Your instructions - From the listing below, pull out the lines that hold "name".

Input records -
..............................
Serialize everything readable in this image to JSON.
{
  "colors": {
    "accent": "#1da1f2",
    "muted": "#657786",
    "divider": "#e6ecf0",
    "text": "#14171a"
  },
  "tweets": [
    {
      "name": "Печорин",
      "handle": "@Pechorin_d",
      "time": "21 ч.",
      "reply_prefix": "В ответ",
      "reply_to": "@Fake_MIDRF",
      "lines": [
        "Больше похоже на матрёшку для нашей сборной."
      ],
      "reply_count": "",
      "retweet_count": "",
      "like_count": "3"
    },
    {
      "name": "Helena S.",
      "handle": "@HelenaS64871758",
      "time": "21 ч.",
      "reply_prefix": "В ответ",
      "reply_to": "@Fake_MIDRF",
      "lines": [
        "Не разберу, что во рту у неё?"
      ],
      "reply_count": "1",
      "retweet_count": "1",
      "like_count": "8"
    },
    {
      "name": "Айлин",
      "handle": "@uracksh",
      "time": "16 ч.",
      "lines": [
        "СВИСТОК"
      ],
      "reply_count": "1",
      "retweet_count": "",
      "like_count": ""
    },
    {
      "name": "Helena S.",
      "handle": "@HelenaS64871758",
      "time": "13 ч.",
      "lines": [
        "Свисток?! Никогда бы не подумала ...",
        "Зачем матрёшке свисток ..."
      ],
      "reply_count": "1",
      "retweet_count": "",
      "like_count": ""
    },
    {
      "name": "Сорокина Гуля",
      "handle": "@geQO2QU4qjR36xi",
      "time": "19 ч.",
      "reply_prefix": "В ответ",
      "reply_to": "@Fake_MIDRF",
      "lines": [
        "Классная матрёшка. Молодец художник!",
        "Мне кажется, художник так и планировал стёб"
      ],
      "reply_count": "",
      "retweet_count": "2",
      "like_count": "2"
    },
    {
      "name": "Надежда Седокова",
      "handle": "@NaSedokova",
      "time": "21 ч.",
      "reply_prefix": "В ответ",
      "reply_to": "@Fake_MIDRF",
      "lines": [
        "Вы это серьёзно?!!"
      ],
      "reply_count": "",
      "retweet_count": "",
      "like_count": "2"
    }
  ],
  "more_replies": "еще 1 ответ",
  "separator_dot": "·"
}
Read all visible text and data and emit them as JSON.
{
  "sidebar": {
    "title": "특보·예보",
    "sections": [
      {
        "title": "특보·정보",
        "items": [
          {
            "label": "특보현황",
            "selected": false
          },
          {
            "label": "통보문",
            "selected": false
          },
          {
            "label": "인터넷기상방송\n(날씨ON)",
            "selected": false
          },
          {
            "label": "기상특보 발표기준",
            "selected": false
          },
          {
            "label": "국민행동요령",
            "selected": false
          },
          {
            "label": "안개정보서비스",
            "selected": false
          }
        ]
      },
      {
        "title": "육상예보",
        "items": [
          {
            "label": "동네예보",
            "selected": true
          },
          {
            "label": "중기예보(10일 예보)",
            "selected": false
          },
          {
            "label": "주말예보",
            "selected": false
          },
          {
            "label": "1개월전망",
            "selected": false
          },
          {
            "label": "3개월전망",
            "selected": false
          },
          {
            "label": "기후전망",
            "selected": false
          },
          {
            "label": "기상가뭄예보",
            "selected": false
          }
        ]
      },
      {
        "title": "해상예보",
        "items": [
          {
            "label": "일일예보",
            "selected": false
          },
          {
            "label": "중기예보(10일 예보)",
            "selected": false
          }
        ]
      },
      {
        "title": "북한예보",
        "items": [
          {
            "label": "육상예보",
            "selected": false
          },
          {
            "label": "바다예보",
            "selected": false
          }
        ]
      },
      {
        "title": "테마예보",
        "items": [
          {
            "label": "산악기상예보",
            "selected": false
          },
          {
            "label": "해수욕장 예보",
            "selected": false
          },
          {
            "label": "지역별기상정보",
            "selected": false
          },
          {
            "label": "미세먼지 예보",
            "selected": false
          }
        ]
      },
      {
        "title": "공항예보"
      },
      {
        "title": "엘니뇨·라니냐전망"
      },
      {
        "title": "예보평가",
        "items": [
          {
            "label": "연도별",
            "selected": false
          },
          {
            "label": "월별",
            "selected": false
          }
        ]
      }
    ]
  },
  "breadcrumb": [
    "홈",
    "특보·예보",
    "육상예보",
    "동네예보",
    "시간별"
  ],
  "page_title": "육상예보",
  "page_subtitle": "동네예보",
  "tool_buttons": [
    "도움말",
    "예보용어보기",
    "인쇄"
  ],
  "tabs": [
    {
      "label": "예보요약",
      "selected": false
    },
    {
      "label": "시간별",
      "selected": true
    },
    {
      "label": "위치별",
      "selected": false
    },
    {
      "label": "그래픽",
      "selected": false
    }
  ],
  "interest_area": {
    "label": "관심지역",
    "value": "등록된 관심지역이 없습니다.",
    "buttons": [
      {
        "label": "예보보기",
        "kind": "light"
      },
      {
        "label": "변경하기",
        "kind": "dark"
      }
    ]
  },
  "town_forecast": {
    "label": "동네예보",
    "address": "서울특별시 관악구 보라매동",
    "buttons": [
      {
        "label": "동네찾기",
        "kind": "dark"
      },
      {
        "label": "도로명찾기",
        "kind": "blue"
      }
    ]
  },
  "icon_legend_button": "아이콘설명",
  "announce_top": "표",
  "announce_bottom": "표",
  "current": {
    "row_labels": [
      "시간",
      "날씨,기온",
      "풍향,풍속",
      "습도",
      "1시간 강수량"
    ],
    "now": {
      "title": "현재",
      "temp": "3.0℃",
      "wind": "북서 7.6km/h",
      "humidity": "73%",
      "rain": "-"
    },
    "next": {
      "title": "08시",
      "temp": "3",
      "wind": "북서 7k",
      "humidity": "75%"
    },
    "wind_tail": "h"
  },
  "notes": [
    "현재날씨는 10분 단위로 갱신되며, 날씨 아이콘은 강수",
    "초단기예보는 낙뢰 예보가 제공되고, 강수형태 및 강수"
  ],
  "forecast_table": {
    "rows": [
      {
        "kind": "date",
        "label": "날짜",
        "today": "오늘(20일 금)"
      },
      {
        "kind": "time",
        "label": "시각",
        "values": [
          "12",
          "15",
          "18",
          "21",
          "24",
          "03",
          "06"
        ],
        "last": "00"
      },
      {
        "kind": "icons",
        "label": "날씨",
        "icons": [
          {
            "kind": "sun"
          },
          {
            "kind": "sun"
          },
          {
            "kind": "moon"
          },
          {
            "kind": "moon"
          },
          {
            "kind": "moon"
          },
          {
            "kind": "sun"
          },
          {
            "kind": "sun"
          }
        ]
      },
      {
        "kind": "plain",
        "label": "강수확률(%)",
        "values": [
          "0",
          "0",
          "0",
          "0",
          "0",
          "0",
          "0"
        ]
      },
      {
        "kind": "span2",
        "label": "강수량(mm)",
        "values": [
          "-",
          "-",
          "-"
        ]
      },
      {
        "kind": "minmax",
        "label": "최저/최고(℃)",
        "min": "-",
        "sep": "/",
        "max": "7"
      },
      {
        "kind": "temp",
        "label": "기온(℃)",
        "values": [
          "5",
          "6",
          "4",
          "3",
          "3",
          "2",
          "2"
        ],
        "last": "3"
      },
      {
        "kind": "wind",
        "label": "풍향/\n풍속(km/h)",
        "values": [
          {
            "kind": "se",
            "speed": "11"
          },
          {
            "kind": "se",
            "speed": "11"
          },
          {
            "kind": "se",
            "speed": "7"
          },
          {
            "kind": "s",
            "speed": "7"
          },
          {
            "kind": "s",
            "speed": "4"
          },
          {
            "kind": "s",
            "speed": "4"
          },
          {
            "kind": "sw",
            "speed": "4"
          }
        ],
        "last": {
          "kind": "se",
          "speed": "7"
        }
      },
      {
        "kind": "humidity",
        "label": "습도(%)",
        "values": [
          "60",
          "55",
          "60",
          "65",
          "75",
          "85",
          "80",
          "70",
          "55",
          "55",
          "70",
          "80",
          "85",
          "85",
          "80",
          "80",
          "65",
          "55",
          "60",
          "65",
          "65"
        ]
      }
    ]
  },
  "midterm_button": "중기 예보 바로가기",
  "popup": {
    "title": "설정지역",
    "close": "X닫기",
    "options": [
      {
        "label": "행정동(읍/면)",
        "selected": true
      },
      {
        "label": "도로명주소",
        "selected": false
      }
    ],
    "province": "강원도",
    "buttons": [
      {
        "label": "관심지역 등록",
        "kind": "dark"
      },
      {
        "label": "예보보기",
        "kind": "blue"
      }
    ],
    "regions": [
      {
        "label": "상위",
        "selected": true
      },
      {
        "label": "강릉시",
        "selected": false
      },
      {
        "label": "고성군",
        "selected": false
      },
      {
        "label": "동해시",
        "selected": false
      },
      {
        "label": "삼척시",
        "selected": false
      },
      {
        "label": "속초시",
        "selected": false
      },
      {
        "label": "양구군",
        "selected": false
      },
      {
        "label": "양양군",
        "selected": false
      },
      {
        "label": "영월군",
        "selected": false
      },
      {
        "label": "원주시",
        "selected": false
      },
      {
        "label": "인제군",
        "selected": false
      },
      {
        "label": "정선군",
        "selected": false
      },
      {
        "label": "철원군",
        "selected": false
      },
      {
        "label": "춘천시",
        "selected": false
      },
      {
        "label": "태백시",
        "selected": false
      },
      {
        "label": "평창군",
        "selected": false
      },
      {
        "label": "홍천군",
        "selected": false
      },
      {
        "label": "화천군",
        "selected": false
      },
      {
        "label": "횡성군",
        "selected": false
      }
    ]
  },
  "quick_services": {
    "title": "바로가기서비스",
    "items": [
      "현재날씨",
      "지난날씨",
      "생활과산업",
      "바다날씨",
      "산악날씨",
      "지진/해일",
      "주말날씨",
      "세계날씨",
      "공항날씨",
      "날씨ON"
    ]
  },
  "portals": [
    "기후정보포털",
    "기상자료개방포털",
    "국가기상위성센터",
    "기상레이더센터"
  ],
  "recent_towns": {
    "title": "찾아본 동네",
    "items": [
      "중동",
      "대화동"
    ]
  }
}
..............................
Correct answer -
      "name": "Печорин",
      "name": "Helena S.",
      "name": "Айлин",
      "name": "Helena S.",
      "name": "Сорокина Гуля",
      "name": "Надежда Седокова",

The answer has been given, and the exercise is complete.